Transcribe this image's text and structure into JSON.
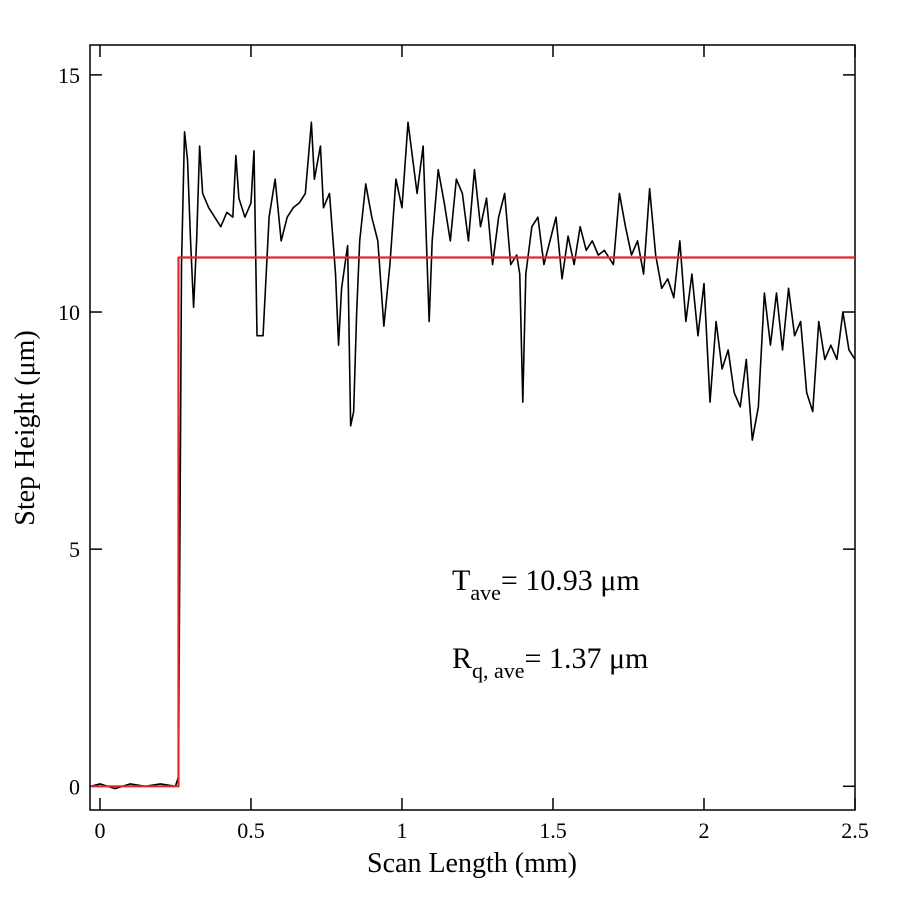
{
  "chart_data": {
    "type": "line",
    "xlabel": "Scan Length (mm)",
    "ylabel": "Step Height (μm)",
    "xlim": [
      -0.033,
      2.5
    ],
    "ylim": [
      -0.5,
      15.63
    ],
    "xticks": [
      0,
      0.5,
      1,
      1.5,
      2,
      2.5
    ],
    "yticks": [
      0,
      5,
      10,
      15
    ],
    "annotations": [
      {
        "text": "T",
        "sub": "ave",
        "rest": "= 10.93 μm"
      },
      {
        "text": "R",
        "sub": "q, ave",
        "rest": "= 1.37 μm"
      }
    ],
    "series": [
      {
        "color": "#000000",
        "x": [
          -0.03,
          0,
          0.05,
          0.1,
          0.15,
          0.2,
          0.25,
          0.26,
          0.27,
          0.28,
          0.29,
          0.3,
          0.31,
          0.32,
          0.33,
          0.34,
          0.36,
          0.38,
          0.4,
          0.42,
          0.44,
          0.45,
          0.46,
          0.48,
          0.5,
          0.51,
          0.52,
          0.54,
          0.56,
          0.58,
          0.6,
          0.62,
          0.64,
          0.66,
          0.68,
          0.7,
          0.71,
          0.73,
          0.74,
          0.76,
          0.78,
          0.79,
          0.8,
          0.82,
          0.83,
          0.84,
          0.85,
          0.86,
          0.88,
          0.9,
          0.92,
          0.94,
          0.96,
          0.98,
          1,
          1.02,
          1.03,
          1.05,
          1.07,
          1.09,
          1.1,
          1.12,
          1.14,
          1.16,
          1.18,
          1.2,
          1.22,
          1.24,
          1.26,
          1.28,
          1.3,
          1.32,
          1.34,
          1.36,
          1.38,
          1.39,
          1.4,
          1.41,
          1.43,
          1.45,
          1.47,
          1.49,
          1.51,
          1.53,
          1.55,
          1.57,
          1.59,
          1.61,
          1.63,
          1.65,
          1.67,
          1.7,
          1.72,
          1.74,
          1.76,
          1.78,
          1.8,
          1.82,
          1.84,
          1.86,
          1.88,
          1.9,
          1.92,
          1.94,
          1.96,
          1.98,
          2,
          2.02,
          2.04,
          2.06,
          2.08,
          2.1,
          2.12,
          2.14,
          2.16,
          2.18,
          2.2,
          2.22,
          2.24,
          2.26,
          2.28,
          2.3,
          2.32,
          2.34,
          2.36,
          2.38,
          2.4,
          2.42,
          2.44,
          2.46,
          2.48,
          2.5
        ],
        "values": [
          0,
          0.05,
          -0.05,
          0.05,
          0,
          0.05,
          0,
          0.2,
          11,
          13.8,
          13.2,
          11.5,
          10.1,
          11.5,
          13.5,
          12.5,
          12.2,
          12,
          11.8,
          12.1,
          12,
          13.3,
          12.4,
          12,
          12.3,
          13.4,
          9.5,
          9.5,
          12,
          12.8,
          11.5,
          12,
          12.2,
          12.3,
          12.5,
          14,
          12.8,
          13.5,
          12.2,
          12.5,
          10.8,
          9.3,
          10.5,
          11.4,
          7.6,
          7.9,
          10,
          11.5,
          12.7,
          12,
          11.5,
          9.7,
          11,
          12.8,
          12.2,
          14,
          13.5,
          12.5,
          13.5,
          9.8,
          11.5,
          13,
          12.3,
          11.5,
          12.8,
          12.5,
          11.5,
          13,
          11.8,
          12.4,
          11,
          12,
          12.5,
          11,
          11.2,
          10.8,
          8.1,
          10.8,
          11.8,
          12,
          11,
          11.5,
          12,
          10.7,
          11.6,
          11,
          11.8,
          11.3,
          11.5,
          11.2,
          11.3,
          11,
          12.5,
          11.8,
          11.2,
          11.5,
          10.8,
          12.6,
          11.2,
          10.5,
          10.7,
          10.3,
          11.5,
          9.8,
          10.8,
          9.5,
          10.6,
          8.1,
          9.8,
          8.8,
          9.2,
          8.3,
          8,
          9,
          7.3,
          8,
          10.4,
          9.3,
          10.4,
          9.2,
          10.5,
          9.5,
          9.8,
          8.3,
          7.9,
          9.8,
          9,
          9.3,
          9,
          10,
          9.2,
          9
        ]
      },
      {
        "color": "#e0282e",
        "x": [
          -0.03,
          0.26,
          0.26,
          2.5
        ],
        "values": [
          0,
          0,
          11.15,
          11.15
        ]
      }
    ]
  }
}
━━━━
Set exercise: Find how many lines in the records contain the string "text", then give the number alone.

Response: 3